**Task directions**
The records should be written out in full, with nothing altered.

Stored entries:
===

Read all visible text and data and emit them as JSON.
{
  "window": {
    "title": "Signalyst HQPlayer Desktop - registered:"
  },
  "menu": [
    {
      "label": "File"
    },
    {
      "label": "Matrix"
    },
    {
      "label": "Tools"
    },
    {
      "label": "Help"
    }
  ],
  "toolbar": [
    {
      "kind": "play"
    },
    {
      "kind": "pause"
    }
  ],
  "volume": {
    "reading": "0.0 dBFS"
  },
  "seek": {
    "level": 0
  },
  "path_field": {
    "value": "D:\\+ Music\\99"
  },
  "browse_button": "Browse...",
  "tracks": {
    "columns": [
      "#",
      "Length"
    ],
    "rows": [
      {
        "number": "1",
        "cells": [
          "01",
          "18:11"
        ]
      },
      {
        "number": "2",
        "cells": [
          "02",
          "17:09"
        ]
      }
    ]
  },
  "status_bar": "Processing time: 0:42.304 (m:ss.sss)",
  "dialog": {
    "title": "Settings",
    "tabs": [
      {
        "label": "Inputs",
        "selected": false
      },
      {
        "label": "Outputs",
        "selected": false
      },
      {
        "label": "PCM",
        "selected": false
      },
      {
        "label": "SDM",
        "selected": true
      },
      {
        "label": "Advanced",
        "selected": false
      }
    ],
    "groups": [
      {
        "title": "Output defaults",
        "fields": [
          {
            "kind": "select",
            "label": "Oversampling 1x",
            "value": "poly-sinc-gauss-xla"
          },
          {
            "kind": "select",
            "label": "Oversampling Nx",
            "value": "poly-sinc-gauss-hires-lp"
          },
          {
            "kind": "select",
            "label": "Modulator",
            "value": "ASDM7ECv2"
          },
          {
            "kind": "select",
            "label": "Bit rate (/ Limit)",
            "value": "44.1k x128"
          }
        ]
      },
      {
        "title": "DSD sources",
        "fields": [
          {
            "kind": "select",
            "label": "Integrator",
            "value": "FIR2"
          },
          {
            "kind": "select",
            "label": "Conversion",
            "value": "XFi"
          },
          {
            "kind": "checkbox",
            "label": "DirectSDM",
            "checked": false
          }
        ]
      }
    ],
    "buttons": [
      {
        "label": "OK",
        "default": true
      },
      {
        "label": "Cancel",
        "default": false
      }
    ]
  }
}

===

**Finished task**
Read all visible text and data and emit them as JSON.
{
  "window": {
    "title": "Signalyst HQPlayer Desktop - registered:"
  },
  "menu": [
    {
      "label": "File"
    },
    {
      "label": "Matrix"
    },
    {
      "label": "Tools"
    },
    {
      "label": "Help"
    }
  ],
  "toolbar": [
    {
      "kind": "play"
    },
    {
      "kind": "pause"
    }
  ],
  "volume": {
    "reading": "0.0 dBFS"
  },
  "seek": {
    "level": 0
  },
  "path_field": {
    "value": "D:\\+ Music\\99"
  },
  "browse_button": "Browse...",
  "tracks": {
    "columns": [
      "#",
      "Length"
    ],
    "rows": [
      {
        "number": "1",
        "cells": [
          "01",
          "18:11"
        ]
      },
      {
        "number": "2",
        "cells": [
          "02",
          "17:09"
        ]
      }
    ]
  },
  "status_bar": "Processing time: 0:42.304 (m:ss.sss)",
  "dialog": {
    "title": "Settings",
    "tabs": [
      {
        "label": "Inputs",
        "selected": false
      },
      {
        "label": "Outputs",
        "selected": false
      },
      {
        "label": "PCM",
        "selected": false
      },
      {
        "label": "SDM",
        "selected": true
      },
      {
        "label": "Advanced",
        "selected": false
      }
    ],
    "groups": [
      {
        "title": "Output defaults",
        "fields": [
          {
            "kind": "select",
            "label": "Oversampling 1x",
            "value": "poly-sinc-gauss-xla"
          },
          {
            "kind": "select",
            "label": "Oversampling Nx",
            "value": "poly-sinc-gauss-hires-lp"
          },
          {
            "kind": "select",
            "label": "Modulator",
            "value": "ASDM7ECv2"
          },
          {
            "kind": "select",
            "label": "Bit rate (/ Limit)",
            "value": "44.1k x128"
          }
        ]
      },
      {
        "title": "DSD sources",
        "fields": [
          {
            "kind": "select",
            "label": "Integrator",
            "value": "FIR2"
          },
          {
            "kind": "select",
            "label": "Conversion",
            "value": "XFi"
          },
          {
            "kind": "checkbox",
            "label": "DirectSDM",
            "checked": false
          }
        ]
      }
    ],
    "buttons": [
      {
        "label": "OK",
        "default": true
      },
      {
        "label": "Cancel",
        "default": false
      }
    ]
  }
}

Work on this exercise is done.